• **Data supplied**:
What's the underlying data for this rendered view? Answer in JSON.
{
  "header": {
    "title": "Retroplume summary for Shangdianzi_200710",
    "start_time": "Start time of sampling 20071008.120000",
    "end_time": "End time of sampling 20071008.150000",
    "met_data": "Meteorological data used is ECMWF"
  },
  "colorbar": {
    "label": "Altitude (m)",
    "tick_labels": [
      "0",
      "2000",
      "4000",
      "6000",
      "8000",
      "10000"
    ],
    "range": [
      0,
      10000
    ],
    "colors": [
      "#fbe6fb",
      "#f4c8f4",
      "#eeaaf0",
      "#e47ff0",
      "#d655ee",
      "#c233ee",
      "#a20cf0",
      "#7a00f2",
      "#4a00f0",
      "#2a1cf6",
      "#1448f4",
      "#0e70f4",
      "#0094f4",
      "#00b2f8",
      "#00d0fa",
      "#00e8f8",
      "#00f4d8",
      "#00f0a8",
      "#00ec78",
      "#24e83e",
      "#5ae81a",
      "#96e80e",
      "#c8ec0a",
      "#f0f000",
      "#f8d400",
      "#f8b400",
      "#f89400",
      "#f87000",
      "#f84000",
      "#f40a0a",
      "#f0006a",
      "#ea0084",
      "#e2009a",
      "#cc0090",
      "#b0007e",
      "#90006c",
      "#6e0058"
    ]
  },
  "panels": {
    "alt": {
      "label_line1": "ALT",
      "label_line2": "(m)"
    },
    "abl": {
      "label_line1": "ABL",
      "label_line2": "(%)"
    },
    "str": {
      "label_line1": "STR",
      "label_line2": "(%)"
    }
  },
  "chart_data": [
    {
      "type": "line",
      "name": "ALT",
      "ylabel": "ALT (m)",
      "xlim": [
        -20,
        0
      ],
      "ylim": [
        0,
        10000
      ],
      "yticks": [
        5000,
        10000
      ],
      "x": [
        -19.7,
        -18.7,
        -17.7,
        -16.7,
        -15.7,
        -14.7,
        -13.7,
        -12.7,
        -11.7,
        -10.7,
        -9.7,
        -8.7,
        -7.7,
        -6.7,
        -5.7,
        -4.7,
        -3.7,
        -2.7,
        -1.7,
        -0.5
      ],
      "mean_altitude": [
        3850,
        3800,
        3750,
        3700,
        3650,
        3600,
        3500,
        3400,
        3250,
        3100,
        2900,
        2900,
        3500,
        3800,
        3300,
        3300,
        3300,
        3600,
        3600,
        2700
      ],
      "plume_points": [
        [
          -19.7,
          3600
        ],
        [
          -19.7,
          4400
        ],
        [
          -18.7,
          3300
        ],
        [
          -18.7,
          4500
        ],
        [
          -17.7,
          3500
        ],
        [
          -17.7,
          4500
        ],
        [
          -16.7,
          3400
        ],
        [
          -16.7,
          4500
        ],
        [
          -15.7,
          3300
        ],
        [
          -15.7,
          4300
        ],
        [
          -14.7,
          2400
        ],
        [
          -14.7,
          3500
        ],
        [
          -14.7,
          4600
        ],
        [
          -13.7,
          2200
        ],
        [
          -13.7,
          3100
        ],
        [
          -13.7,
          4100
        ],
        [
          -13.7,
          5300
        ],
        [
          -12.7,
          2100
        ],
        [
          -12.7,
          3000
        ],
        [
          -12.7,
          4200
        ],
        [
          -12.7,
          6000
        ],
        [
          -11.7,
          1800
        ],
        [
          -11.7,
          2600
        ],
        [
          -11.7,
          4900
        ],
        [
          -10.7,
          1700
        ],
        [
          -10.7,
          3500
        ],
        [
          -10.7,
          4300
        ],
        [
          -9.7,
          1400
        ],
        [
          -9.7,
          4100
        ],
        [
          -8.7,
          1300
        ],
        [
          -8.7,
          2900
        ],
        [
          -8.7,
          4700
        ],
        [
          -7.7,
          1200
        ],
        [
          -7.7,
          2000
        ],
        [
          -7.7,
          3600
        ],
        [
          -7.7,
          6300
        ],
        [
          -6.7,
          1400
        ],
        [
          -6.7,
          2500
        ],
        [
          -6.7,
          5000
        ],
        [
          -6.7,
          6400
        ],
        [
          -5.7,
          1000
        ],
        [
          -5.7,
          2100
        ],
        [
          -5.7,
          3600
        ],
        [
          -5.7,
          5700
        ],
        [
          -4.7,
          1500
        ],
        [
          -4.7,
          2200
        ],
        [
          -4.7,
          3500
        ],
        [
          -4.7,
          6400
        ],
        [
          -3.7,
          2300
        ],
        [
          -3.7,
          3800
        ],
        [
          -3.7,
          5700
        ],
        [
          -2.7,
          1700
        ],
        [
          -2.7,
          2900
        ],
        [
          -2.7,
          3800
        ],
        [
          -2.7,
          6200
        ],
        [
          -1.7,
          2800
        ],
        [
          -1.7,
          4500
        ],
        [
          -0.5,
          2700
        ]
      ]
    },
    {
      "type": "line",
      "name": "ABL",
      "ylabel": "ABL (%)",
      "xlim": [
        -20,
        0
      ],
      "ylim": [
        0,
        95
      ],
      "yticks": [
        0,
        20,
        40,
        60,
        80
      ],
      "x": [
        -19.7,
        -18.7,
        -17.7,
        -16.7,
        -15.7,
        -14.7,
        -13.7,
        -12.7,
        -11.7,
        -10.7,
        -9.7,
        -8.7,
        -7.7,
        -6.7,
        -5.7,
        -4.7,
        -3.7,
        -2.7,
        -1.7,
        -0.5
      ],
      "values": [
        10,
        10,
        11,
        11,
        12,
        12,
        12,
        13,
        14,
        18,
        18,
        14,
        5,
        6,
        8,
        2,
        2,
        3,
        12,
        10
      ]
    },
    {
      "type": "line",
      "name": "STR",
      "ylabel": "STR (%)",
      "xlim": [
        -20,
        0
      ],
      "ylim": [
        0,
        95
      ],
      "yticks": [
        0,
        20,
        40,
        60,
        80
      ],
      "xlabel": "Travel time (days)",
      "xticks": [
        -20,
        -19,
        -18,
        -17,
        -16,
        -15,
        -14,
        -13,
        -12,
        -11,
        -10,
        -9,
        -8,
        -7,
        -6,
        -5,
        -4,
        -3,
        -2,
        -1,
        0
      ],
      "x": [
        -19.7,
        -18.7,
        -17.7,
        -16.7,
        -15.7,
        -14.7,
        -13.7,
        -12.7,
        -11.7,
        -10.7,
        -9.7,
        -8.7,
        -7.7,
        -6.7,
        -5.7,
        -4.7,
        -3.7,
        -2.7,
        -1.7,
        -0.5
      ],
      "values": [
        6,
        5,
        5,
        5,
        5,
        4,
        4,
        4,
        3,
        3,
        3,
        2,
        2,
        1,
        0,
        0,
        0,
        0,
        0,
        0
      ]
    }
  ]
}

• **What you have to do**:
Identify the lines that contain the string "sampling", and copy every one of them.

• **Final result**:
    "start_time": "Start time of sampling 20071008.120000",
    "end_time": "End time of sampling 20071008.150000",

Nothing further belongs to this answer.